*Aim*: Of all the lines in the records below, how many hold the word "службы"? Give the number alone.

--- start Task material ---

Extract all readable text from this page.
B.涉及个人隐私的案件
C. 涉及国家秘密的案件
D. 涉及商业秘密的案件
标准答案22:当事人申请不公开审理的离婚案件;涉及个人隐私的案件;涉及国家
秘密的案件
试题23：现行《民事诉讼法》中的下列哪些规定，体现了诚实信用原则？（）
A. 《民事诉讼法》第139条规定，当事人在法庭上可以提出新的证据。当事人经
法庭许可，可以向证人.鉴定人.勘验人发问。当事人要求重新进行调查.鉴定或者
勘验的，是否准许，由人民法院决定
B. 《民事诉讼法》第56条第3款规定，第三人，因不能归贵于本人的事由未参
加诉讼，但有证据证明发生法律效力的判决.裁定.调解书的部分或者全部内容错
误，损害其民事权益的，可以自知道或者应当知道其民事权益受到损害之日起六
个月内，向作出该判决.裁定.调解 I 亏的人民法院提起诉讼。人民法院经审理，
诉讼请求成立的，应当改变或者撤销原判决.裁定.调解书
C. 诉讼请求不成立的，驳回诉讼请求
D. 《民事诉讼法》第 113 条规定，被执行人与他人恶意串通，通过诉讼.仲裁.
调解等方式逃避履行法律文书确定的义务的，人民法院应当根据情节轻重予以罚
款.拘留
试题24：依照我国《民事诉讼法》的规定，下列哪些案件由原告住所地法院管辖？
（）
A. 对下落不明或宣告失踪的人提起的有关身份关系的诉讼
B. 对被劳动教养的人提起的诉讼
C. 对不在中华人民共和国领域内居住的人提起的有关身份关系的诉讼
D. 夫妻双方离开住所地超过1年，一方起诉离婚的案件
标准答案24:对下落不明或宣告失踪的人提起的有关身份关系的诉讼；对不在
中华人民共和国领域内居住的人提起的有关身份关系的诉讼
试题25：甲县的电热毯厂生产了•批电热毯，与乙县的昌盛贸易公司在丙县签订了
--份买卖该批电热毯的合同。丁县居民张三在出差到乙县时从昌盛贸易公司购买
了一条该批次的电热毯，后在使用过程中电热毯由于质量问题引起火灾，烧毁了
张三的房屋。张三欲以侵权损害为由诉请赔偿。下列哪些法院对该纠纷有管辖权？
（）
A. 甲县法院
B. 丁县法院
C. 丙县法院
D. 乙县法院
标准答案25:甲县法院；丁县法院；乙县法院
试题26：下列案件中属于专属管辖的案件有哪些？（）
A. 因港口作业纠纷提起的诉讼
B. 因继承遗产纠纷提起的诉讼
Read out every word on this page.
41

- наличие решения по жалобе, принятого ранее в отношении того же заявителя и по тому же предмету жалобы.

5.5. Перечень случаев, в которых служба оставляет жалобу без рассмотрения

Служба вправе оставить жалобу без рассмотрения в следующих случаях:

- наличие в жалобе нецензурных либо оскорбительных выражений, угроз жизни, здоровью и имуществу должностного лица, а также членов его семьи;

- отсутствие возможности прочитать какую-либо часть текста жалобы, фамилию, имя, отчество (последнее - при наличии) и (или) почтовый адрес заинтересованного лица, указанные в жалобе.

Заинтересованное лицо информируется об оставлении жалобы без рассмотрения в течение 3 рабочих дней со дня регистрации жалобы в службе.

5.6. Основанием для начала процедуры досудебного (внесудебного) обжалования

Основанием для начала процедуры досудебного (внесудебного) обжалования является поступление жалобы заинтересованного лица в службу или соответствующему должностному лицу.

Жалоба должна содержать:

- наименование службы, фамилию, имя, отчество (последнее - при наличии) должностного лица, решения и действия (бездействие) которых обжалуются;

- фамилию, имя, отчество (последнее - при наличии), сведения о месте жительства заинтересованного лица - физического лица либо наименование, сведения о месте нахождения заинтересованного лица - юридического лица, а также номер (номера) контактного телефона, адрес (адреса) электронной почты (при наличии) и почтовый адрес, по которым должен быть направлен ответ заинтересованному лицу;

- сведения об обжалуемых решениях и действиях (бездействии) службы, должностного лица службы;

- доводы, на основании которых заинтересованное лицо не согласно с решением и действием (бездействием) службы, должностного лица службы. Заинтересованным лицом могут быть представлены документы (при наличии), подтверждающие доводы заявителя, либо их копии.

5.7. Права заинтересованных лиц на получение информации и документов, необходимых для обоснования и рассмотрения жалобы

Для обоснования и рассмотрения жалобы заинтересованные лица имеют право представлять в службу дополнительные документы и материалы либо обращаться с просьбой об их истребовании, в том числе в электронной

--- end Task material ---

*Correct output*: 3